Work to complete: List each line of the data that holds the string "Garage".

-- BEGIN Data supplied --

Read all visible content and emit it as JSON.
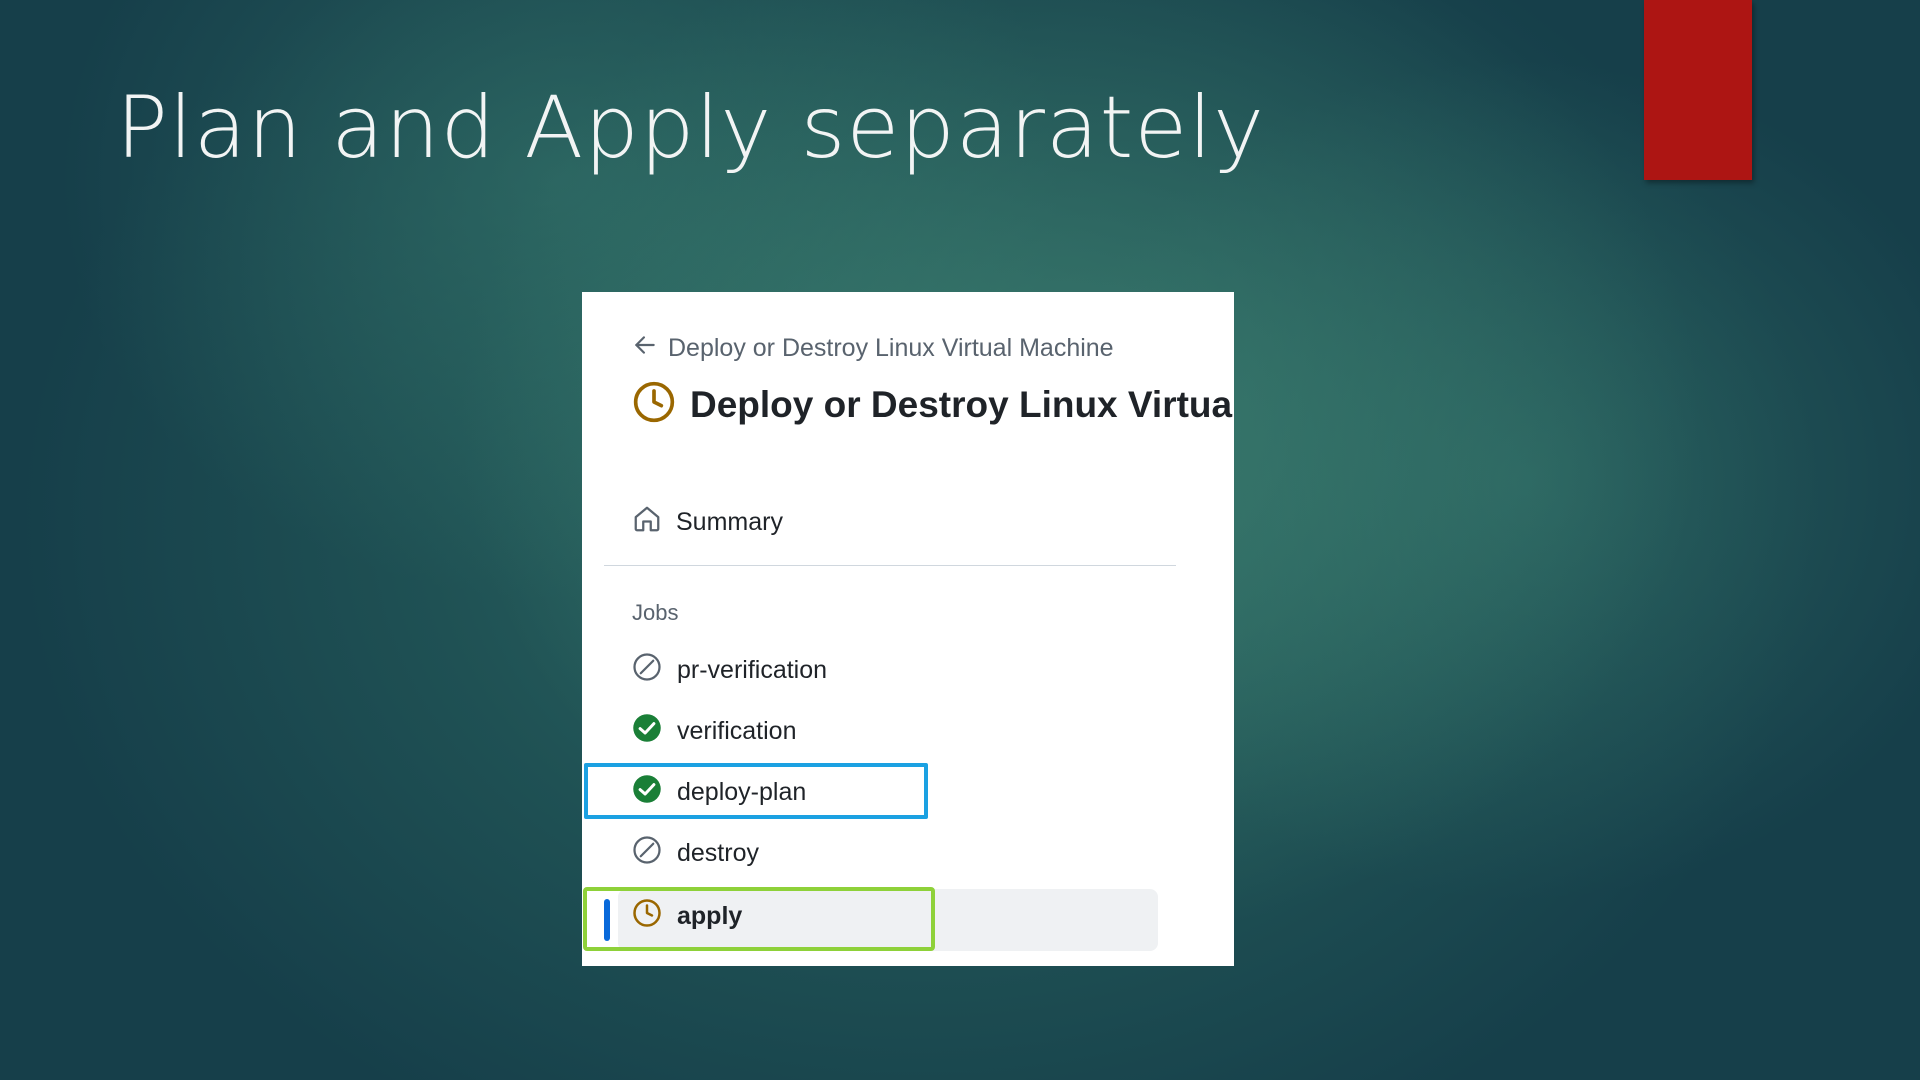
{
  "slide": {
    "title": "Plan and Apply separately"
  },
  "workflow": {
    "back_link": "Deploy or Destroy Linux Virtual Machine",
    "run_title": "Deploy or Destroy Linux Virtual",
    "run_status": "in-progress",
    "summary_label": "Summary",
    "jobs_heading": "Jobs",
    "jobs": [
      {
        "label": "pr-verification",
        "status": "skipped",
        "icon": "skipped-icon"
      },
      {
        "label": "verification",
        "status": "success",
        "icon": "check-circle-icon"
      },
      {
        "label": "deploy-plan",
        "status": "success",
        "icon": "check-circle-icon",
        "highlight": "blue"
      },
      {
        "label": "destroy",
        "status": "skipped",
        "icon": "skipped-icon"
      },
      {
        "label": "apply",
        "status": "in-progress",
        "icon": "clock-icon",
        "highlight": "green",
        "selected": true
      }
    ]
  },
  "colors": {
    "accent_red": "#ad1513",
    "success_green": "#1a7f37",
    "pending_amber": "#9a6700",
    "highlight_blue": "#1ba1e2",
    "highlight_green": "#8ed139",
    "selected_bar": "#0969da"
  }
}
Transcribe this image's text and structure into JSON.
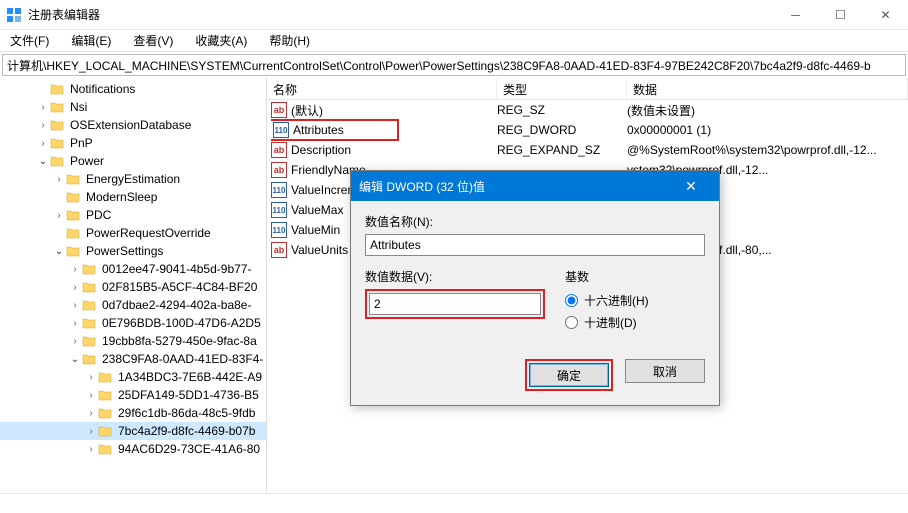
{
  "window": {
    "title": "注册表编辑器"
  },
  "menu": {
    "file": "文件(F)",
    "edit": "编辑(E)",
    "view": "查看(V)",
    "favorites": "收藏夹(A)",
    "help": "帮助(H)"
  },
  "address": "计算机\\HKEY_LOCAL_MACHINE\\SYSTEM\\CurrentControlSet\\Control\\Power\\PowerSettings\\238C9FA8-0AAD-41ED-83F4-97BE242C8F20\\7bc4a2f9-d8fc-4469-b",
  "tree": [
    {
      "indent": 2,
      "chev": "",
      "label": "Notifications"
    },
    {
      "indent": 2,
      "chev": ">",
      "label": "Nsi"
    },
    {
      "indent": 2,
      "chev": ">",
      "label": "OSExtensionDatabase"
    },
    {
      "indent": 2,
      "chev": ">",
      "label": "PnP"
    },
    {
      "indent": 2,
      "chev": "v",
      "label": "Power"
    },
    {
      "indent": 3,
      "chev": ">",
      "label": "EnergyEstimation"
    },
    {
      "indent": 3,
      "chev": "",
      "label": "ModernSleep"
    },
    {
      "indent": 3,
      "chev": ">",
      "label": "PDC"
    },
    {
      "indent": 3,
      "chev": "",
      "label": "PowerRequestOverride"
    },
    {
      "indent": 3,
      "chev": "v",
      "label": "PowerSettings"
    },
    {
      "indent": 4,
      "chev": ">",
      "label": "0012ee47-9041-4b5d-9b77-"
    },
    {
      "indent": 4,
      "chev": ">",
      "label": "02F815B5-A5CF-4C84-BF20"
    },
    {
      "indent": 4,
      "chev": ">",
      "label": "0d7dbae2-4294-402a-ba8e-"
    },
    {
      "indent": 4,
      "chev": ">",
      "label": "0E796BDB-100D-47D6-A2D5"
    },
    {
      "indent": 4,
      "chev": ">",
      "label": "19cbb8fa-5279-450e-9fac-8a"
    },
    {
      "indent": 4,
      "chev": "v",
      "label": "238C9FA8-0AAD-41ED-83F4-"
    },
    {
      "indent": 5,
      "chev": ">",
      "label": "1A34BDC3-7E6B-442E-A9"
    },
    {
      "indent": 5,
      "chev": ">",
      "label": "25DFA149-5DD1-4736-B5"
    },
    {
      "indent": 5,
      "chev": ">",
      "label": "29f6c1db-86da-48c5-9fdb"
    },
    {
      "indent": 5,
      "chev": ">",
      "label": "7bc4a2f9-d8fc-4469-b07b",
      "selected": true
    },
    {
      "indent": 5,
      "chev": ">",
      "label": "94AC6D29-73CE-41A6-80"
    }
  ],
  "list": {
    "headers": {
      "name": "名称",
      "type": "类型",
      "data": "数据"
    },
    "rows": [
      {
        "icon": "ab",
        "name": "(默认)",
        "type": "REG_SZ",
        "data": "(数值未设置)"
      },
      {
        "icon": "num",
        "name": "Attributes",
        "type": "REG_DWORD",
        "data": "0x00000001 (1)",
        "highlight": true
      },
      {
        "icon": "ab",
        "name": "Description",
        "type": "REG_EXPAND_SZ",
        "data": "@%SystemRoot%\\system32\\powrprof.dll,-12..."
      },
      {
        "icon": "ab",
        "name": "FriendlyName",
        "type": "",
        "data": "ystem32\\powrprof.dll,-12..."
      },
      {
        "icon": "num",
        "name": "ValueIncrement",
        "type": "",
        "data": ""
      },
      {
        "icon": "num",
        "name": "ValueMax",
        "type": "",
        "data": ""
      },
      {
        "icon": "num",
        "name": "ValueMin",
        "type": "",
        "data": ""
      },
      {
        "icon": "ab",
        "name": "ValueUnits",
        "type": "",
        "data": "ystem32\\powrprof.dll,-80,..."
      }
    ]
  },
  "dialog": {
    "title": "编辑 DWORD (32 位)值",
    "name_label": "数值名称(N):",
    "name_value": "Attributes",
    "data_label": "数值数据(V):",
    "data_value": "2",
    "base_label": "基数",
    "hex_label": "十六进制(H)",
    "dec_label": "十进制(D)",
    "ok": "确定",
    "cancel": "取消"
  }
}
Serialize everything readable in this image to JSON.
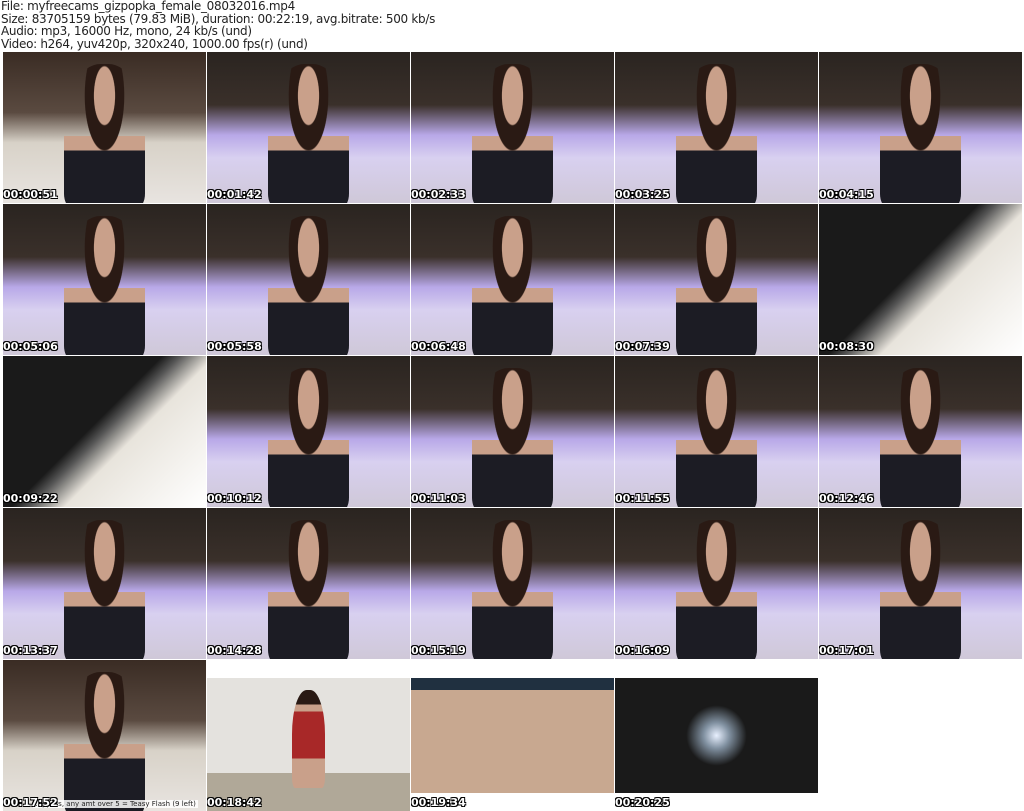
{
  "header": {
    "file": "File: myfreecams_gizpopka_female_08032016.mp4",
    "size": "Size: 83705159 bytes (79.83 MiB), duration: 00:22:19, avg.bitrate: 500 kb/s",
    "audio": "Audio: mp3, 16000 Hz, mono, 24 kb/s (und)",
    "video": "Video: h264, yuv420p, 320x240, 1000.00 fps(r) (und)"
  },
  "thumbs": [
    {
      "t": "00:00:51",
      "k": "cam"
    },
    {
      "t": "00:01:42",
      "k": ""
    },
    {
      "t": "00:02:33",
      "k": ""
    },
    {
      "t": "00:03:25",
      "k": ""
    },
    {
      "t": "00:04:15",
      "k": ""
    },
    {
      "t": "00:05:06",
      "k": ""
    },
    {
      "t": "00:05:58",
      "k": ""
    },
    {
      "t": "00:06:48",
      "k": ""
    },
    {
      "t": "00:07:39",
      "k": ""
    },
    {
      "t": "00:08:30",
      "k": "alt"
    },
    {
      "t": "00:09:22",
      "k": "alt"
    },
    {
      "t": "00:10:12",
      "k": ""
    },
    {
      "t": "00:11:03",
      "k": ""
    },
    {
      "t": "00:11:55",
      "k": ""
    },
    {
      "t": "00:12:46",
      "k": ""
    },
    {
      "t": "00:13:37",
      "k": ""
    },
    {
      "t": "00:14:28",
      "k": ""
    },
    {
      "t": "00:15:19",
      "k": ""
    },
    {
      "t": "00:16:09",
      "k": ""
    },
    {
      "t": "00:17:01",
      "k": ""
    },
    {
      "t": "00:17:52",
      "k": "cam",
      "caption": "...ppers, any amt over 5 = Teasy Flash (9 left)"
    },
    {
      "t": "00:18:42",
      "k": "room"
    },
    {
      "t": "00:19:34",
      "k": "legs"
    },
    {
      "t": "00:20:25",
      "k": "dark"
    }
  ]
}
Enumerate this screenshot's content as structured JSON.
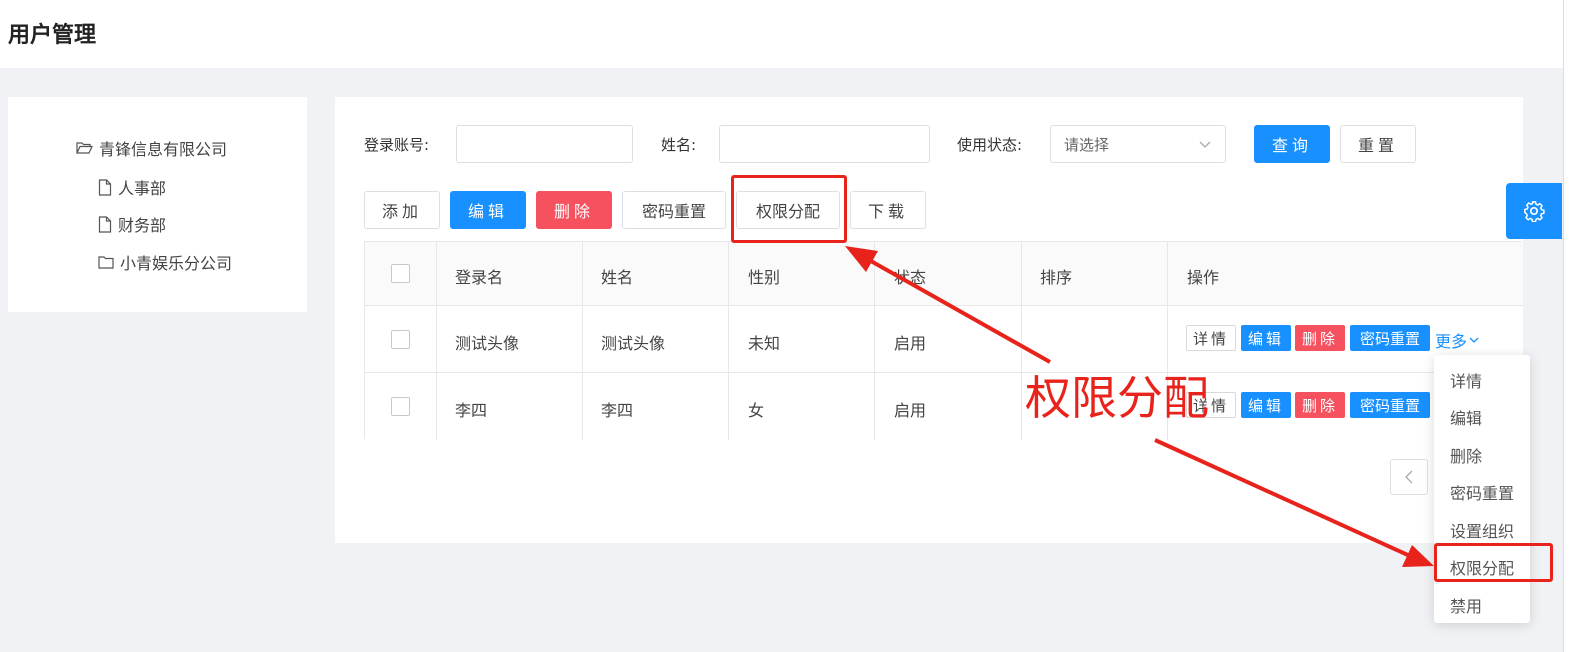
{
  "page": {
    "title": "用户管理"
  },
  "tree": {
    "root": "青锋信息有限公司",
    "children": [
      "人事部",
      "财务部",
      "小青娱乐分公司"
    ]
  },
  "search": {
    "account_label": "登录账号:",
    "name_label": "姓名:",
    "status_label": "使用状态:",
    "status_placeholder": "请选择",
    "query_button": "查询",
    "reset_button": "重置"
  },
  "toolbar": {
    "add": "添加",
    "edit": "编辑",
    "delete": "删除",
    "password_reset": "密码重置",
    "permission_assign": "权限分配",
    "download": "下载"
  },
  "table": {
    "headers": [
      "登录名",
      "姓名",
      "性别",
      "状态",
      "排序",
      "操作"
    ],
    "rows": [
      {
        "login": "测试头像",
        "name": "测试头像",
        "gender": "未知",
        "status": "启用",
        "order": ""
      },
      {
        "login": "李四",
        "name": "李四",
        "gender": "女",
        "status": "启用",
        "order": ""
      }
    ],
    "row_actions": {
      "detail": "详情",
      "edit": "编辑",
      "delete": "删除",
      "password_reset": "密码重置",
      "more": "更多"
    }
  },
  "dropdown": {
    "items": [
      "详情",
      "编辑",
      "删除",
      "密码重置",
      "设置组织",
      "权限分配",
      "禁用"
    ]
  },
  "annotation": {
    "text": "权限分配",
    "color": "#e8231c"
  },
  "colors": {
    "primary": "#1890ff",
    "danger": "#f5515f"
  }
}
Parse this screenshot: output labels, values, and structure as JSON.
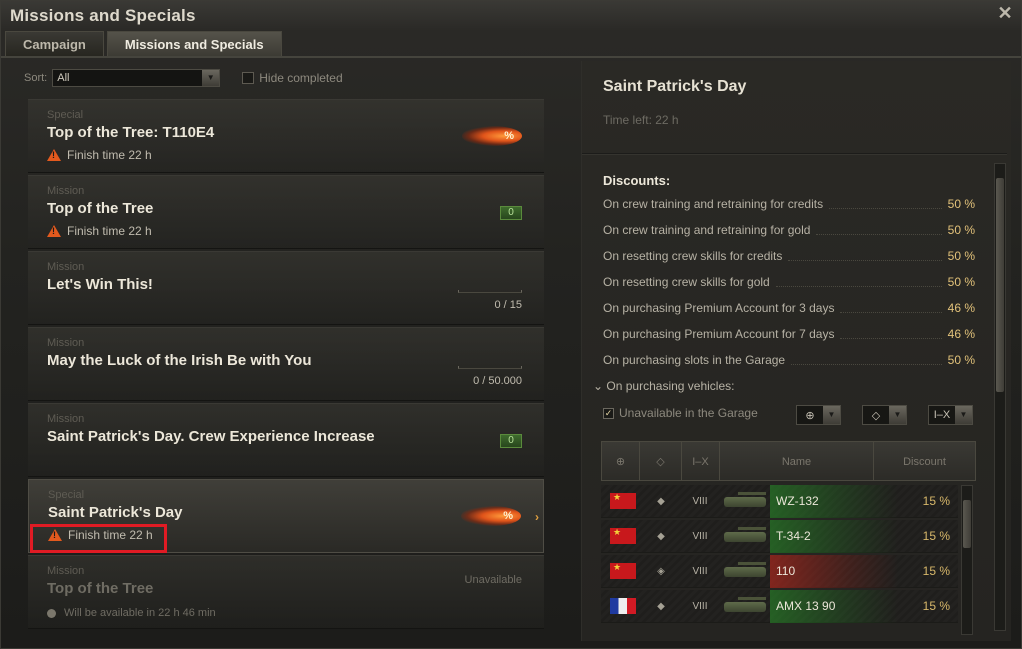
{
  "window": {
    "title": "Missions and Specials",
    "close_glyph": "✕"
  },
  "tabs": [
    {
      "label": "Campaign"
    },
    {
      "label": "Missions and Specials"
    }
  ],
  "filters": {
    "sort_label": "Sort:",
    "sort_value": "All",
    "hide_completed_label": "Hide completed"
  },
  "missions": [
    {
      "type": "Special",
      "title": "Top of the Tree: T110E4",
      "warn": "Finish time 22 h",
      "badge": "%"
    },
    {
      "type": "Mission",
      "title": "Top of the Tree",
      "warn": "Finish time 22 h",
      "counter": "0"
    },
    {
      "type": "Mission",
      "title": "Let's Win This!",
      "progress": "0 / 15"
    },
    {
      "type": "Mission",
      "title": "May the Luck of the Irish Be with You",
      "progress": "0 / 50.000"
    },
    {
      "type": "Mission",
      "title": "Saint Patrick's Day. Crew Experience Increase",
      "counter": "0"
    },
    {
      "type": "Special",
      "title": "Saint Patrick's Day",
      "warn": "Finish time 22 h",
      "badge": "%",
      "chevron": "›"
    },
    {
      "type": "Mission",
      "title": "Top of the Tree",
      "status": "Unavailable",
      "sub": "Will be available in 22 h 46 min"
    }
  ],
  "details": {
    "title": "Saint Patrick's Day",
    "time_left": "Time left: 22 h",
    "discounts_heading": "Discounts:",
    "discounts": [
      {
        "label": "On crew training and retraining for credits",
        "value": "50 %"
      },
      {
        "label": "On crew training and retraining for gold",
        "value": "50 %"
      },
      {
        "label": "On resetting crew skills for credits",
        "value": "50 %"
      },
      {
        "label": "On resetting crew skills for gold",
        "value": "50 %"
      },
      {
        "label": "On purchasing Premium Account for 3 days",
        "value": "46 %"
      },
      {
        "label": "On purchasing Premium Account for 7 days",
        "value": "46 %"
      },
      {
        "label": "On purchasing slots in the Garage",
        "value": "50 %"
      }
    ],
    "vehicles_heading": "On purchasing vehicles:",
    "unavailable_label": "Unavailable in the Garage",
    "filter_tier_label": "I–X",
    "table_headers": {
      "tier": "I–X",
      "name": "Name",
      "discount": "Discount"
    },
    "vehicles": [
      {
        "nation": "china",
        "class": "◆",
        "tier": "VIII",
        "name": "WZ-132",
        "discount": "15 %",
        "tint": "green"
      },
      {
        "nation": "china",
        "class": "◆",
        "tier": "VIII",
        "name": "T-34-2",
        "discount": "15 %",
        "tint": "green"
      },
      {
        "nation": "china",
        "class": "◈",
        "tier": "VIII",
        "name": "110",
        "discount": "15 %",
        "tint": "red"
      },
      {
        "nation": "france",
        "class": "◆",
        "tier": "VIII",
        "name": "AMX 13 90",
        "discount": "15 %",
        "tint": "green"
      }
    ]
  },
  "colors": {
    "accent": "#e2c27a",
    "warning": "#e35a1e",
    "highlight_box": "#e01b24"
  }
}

-- END Data supplied --

Answer for the task:
        "label": "On purchasing slots in the Garage",
    "unavailable_label": "Unavailable in the Garage",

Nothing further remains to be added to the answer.